Figure dataset records:
* BEGIN *
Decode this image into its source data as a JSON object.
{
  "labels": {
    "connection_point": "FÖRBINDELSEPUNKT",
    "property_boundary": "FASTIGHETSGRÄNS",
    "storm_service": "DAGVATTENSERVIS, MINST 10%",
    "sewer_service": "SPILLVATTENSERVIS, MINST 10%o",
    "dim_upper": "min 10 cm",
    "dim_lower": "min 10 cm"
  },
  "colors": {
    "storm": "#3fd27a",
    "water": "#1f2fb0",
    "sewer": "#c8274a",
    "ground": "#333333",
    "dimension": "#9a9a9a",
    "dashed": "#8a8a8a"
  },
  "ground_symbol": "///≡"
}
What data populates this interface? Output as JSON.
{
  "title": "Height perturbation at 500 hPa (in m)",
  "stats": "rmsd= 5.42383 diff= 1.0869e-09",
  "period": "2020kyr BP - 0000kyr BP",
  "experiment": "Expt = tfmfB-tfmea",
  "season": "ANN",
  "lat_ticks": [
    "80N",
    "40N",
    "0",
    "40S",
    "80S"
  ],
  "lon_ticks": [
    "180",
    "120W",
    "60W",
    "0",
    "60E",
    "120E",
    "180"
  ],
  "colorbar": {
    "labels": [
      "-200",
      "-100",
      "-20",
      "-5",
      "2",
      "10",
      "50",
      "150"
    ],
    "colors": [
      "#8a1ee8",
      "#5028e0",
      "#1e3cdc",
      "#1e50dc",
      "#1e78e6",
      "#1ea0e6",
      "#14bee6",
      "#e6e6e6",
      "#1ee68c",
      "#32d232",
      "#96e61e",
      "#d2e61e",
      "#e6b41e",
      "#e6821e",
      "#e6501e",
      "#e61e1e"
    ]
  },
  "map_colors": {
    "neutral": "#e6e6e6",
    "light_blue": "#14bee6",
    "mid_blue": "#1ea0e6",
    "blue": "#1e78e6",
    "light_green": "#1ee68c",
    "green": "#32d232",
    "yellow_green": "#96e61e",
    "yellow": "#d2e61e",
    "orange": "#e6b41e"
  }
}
* END *
What you should do:
From the listing above, extract every line exactly as it stands.

Full solution:
Decode this image into its source data as a JSON object.
{
  "labels": {
    "connection_point": "FÖRBINDELSEPUNKT",
    "property_boundary": "FASTIGHETSGRÄNS",
    "storm_service": "DAGVATTENSERVIS, MINST 10%",
    "sewer_service": "SPILLVATTENSERVIS, MINST 10%o",
    "dim_upper": "min 10 cm",
    "dim_lower": "min 10 cm"
  },
  "colors": {
    "storm": "#3fd27a",
    "water": "#1f2fb0",
    "sewer": "#c8274a",
    "ground": "#333333",
    "dimension": "#9a9a9a",
    "dashed": "#8a8a8a"
  },
  "ground_symbol": "///≡"
}
What data populates this interface? Output as JSON.
{
  "title": "Height perturbation at 500 hPa (in m)",
  "stats": "rmsd= 5.42383 diff= 1.0869e-09",
  "period": "2020kyr BP - 0000kyr BP",
  "experiment": "Expt = tfmfB-tfmea",
  "season": "ANN",
  "lat_ticks": [
    "80N",
    "40N",
    "0",
    "40S",
    "80S"
  ],
  "lon_ticks": [
    "180",
    "120W",
    "60W",
    "0",
    "60E",
    "120E",
    "180"
  ],
  "colorbar": {
    "labels": [
      "-200",
      "-100",
      "-20",
      "-5",
      "2",
      "10",
      "50",
      "150"
    ],
    "colors": [
      "#8a1ee8",
      "#5028e0",
      "#1e3cdc",
      "#1e50dc",
      "#1e78e6",
      "#1ea0e6",
      "#14bee6",
      "#e6e6e6",
      "#1ee68c",
      "#32d232",
      "#96e61e",
      "#d2e61e",
      "#e6b41e",
      "#e6821e",
      "#e6501e",
      "#e61e1e"
    ]
  },
  "map_colors": {
    "neutral": "#e6e6e6",
    "light_blue": "#14bee6",
    "mid_blue": "#1ea0e6",
    "blue": "#1e78e6",
    "light_green": "#1ee68c",
    "green": "#32d232",
    "yellow_green": "#96e61e",
    "yellow": "#d2e61e",
    "orange": "#e6b41e"
  }
}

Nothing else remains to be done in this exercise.